Scan the records below. List lines holding "régler".

— BEGIN —

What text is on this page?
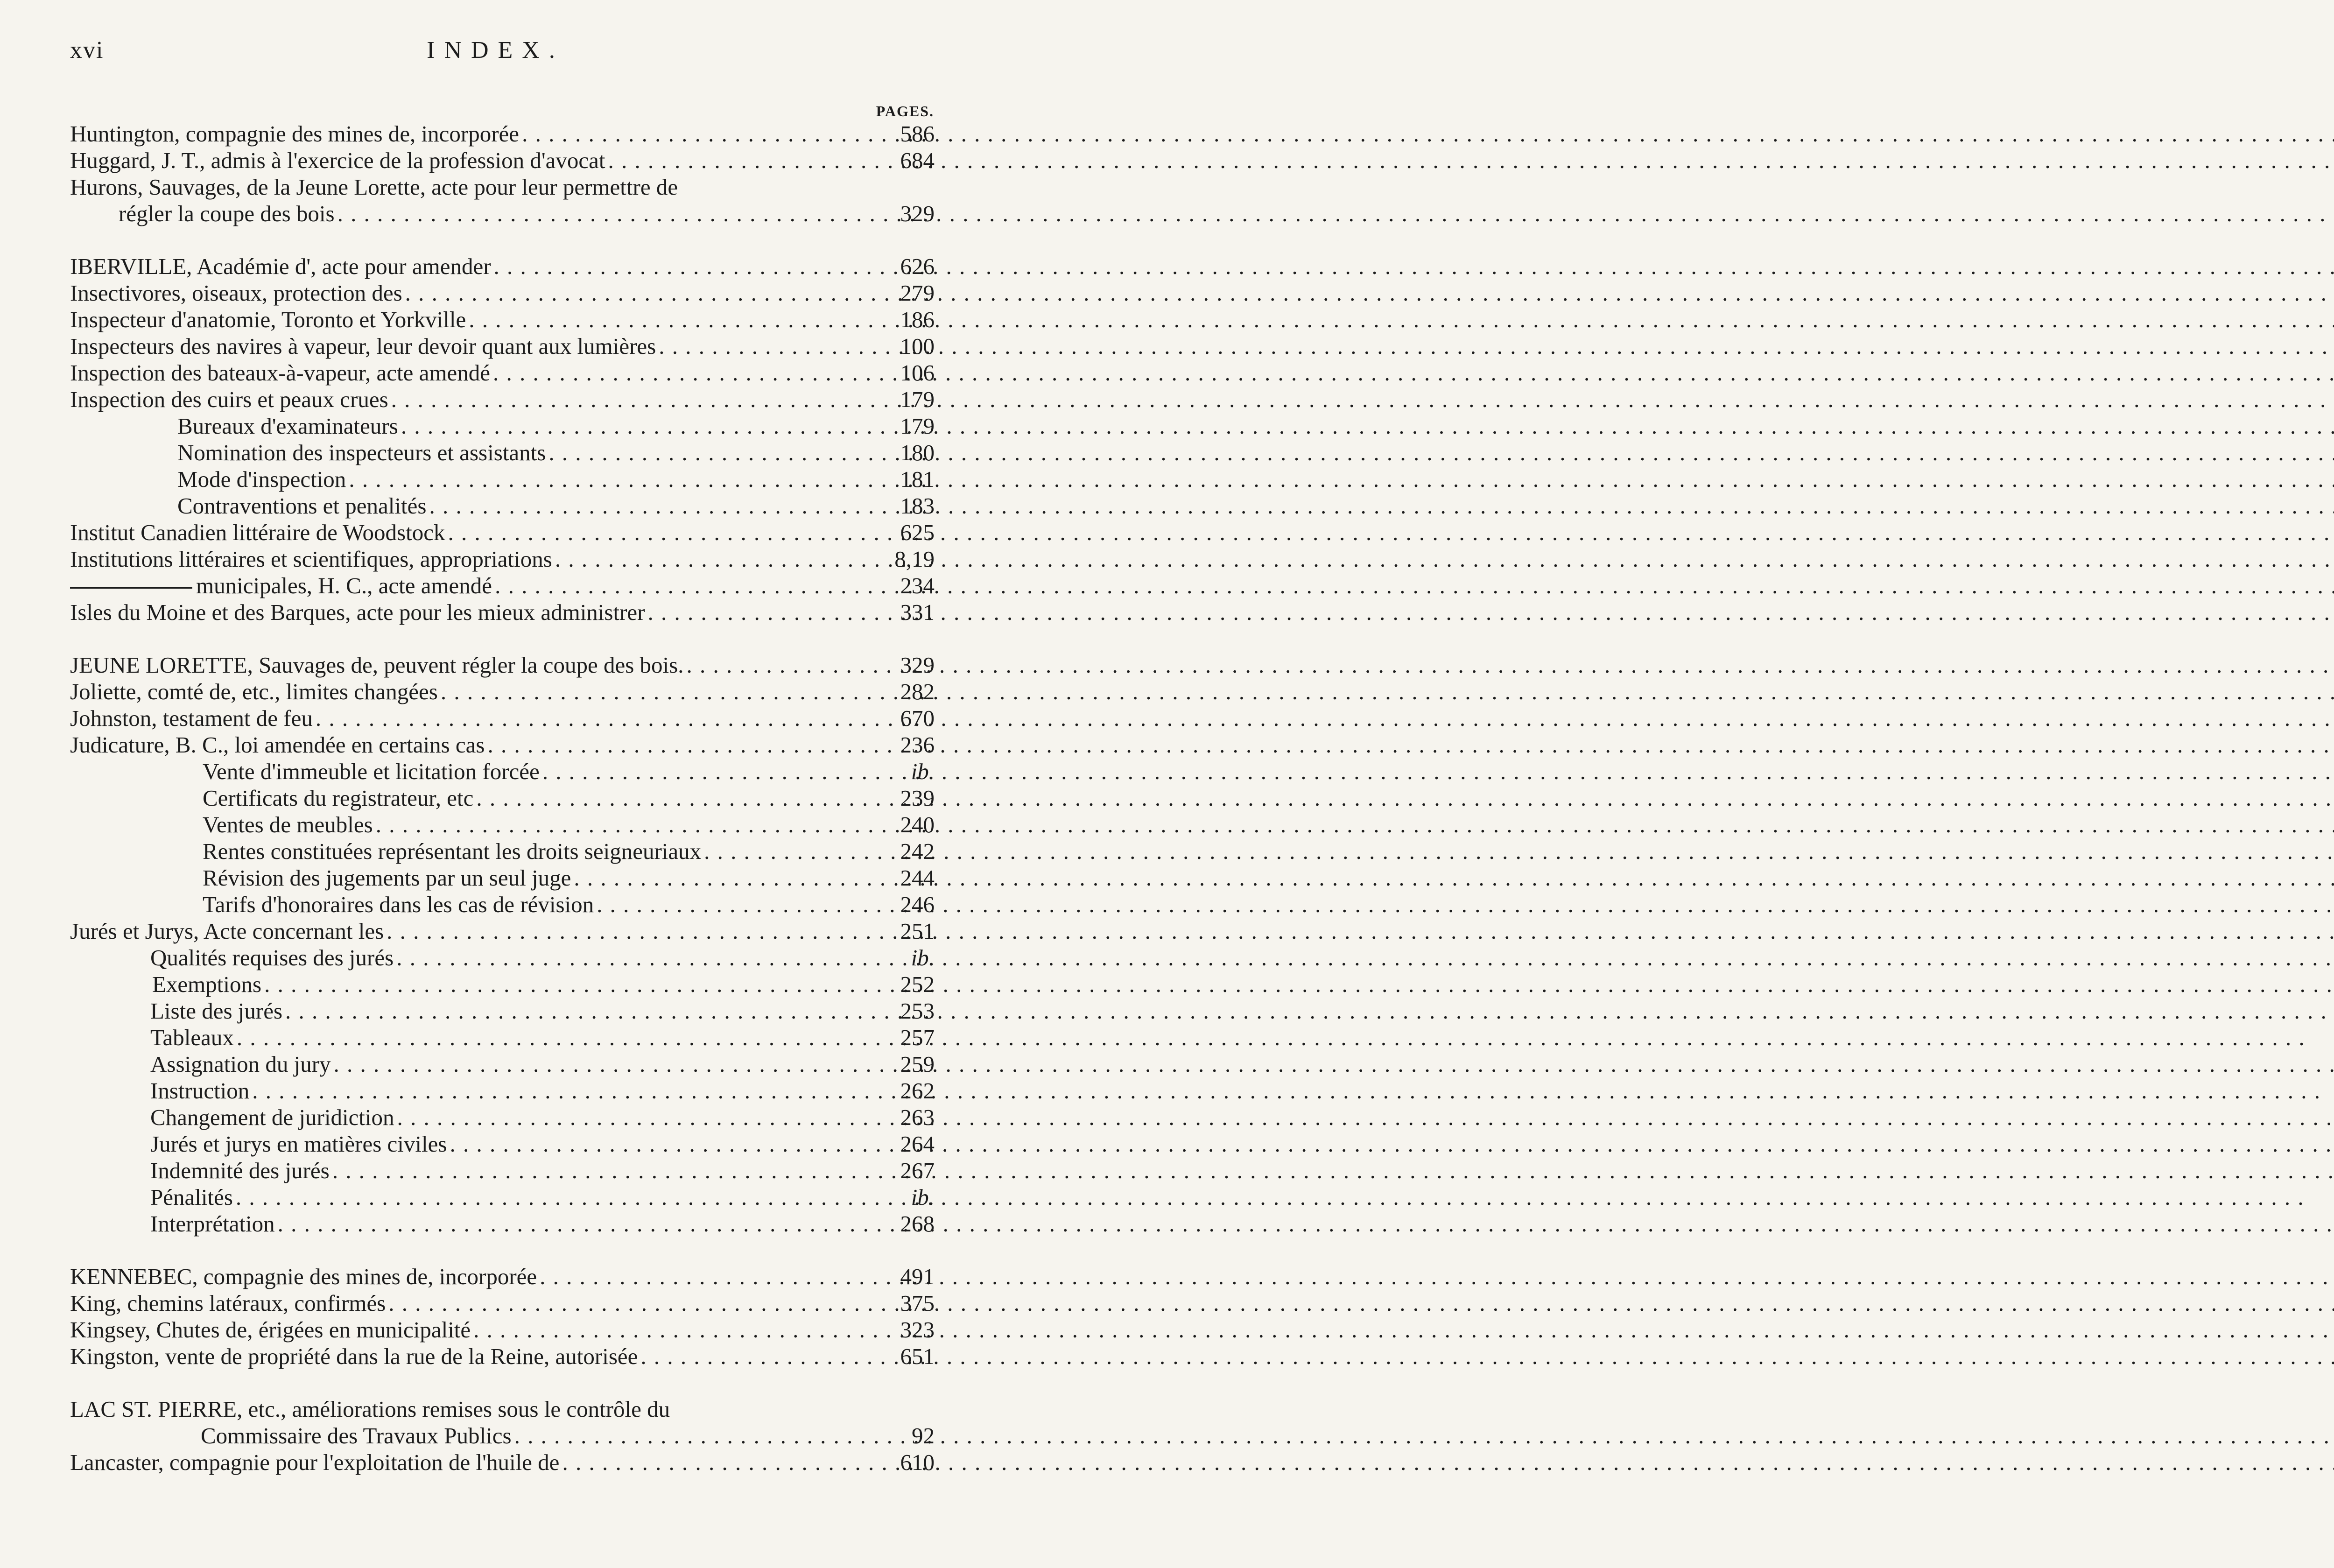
xvi	INDEX.
PAGES.
Huntington, compagnie des mines de, incorporée . . .	586
Huggard, J. T., admis à l'exercice de la profession d'avocat . . .	684
Hurons, Sauvages, de la Jeune Lorette, acte pour leur permettre de
régler la coupe des bois . . .	329
IBERVILLE, Académie d', acte pour amender . . .	626
Insectivores, oiseaux, protection des . . .	279
Inspecteur d'anatomie, Toronto et Yorkville . . .	186
Inspecteurs des navires à vapeur, leur devoir quant aux lumières . . .	100
Inspection des bateaux-à-vapeur, acte amendé . . .	106
Inspection des cuirs et peaux crues . . .	179
Bureaux d'examinateurs . . .	179
Nomination des inspecteurs et assistants . . .	180
Mode d'inspection . . .	181
Contraventions et penalités . . .	183
Institut Canadien littéraire de Woodstock . . .	625
Institutions littéraires et scientifiques, appropriations . . .	8,19
municipales, H. C., acte amendé . . .	234
Isles du Moine et des Barques, acte pour les mieux administrer . . .	331
JEUNE LORETTE, Sauvages de, peuvent régler la coupe des bois. . . .	329
Joliette, comté de, etc., limites changées . . .	282
Johnston, testament de feu . . .	670
Judicature, B. C., loi amendée en certains cas . . .	236
Vente d'immeuble et licitation forcée . . .	ib.
Certificats du registrateur, etc . . .	239
Ventes de meubles . . .	240
Rentes constituées représentant les droits seigneuriaux . . .	242
Révision des jugements par un seul juge . . .	244
Tarifs d'honoraires dans les cas de révision . . .	246
Jurés et Jurys, Acte concernant les . . .	251
Qualités requises des jurés . . .	ib.
Exemptions . . .	252
Liste des jurés . . .	253
Tableaux . . .	257
Assignation du jury . . .	259
Instruction . . .	262
Changement de juridiction . . .	263
Jurés et jurys en matières civiles . . .	264
Indemnité des jurés . . .	267
Pénalités . . .	ib.
Interprétation . . .	268
KENNEBEC, compagnie des mines de, incorporée . . .	491
King, chemins latéraux, confirmés . . .	375
Kingsey, Chutes de, érigées en municipalité . . .	323
Kingston, vente de propriété dans la rue de la Reine, autorisée . . .	651
LAC ST. PIERRE, etc., améliorations remises sous le contrôle du
Commissaire des Travaux Publics . . .	92
Lancaster, compagnie pour l'exploitation de l'huile de . . .	610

— END —

* [Full answer]
régler la coupe des bois . . .	329
JEUNE LORETTE, Sauvages de, peuvent régler la coupe des bois. . . .	329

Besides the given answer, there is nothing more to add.